(Records of where elements appear)
════════

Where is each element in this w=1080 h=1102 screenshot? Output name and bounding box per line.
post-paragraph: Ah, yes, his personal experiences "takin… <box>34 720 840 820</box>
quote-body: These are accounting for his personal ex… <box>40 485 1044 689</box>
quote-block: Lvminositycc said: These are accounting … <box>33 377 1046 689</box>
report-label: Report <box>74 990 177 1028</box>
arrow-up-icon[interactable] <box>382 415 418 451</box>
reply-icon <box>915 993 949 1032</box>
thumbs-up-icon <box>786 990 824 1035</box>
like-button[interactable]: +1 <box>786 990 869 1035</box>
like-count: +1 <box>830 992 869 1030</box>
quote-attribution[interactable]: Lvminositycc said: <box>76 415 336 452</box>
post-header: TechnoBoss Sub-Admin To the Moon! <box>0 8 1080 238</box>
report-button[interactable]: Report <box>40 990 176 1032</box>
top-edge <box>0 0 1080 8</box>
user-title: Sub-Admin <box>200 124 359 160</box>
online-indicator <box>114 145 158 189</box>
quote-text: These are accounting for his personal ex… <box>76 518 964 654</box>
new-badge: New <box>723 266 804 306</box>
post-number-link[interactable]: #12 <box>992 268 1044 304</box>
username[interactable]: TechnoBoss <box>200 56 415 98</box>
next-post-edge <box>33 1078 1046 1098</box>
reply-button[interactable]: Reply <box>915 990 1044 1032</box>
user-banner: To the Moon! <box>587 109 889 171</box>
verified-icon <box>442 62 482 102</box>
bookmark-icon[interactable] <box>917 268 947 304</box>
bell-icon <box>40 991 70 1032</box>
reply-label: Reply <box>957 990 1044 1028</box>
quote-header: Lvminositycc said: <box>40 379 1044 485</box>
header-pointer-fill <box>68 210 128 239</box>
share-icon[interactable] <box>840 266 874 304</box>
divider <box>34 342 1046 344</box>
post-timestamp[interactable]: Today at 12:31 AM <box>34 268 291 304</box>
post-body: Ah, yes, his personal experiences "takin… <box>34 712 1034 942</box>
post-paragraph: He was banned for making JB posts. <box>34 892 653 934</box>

════════

Rewrite the material above, changing every "post-paragraph" to "body-paragraph" and leaving everything else as it is.

Where is each element in this w=1080 h=1102 screenshot? Output name and bounding box per line.
body-paragraph: Ah, yes, his personal experiences "takin… <box>34 720 840 820</box>
quote-body: These are accounting for his personal ex… <box>40 485 1044 689</box>
quote-block: Lvminositycc said: These are accounting … <box>33 377 1046 689</box>
report-label: Report <box>74 990 177 1028</box>
arrow-up-icon[interactable] <box>382 415 418 451</box>
reply-icon <box>915 993 949 1032</box>
thumbs-up-icon <box>786 990 824 1035</box>
like-button[interactable]: +1 <box>786 990 869 1035</box>
like-count: +1 <box>830 992 869 1030</box>
quote-attribution[interactable]: Lvminositycc said: <box>76 415 336 452</box>
post-header: TechnoBoss Sub-Admin To the Moon! <box>0 8 1080 238</box>
report-button[interactable]: Report <box>40 990 176 1032</box>
top-edge <box>0 0 1080 8</box>
user-title: Sub-Admin <box>200 124 359 160</box>
online-indicator <box>114 145 158 189</box>
quote-text: These are accounting for his personal ex… <box>76 518 964 654</box>
new-badge: New <box>723 266 804 306</box>
post-number-link[interactable]: #12 <box>992 268 1044 304</box>
username[interactable]: TechnoBoss <box>200 56 415 98</box>
next-post-edge <box>33 1078 1046 1098</box>
reply-button[interactable]: Reply <box>915 990 1044 1032</box>
user-banner: To the Moon! <box>587 109 889 171</box>
verified-icon <box>442 62 482 102</box>
bookmark-icon[interactable] <box>917 268 947 304</box>
bell-icon <box>40 991 70 1032</box>
reply-label: Reply <box>957 990 1044 1028</box>
quote-header: Lvminositycc said: <box>40 379 1044 485</box>
header-pointer-fill <box>68 210 128 239</box>
share-icon[interactable] <box>840 266 874 304</box>
divider <box>34 342 1046 344</box>
post-timestamp[interactable]: Today at 12:31 AM <box>34 268 291 304</box>
post-body: Ah, yes, his personal experiences "takin… <box>34 712 1034 942</box>
body-paragraph: He was banned for making JB posts. <box>34 892 653 934</box>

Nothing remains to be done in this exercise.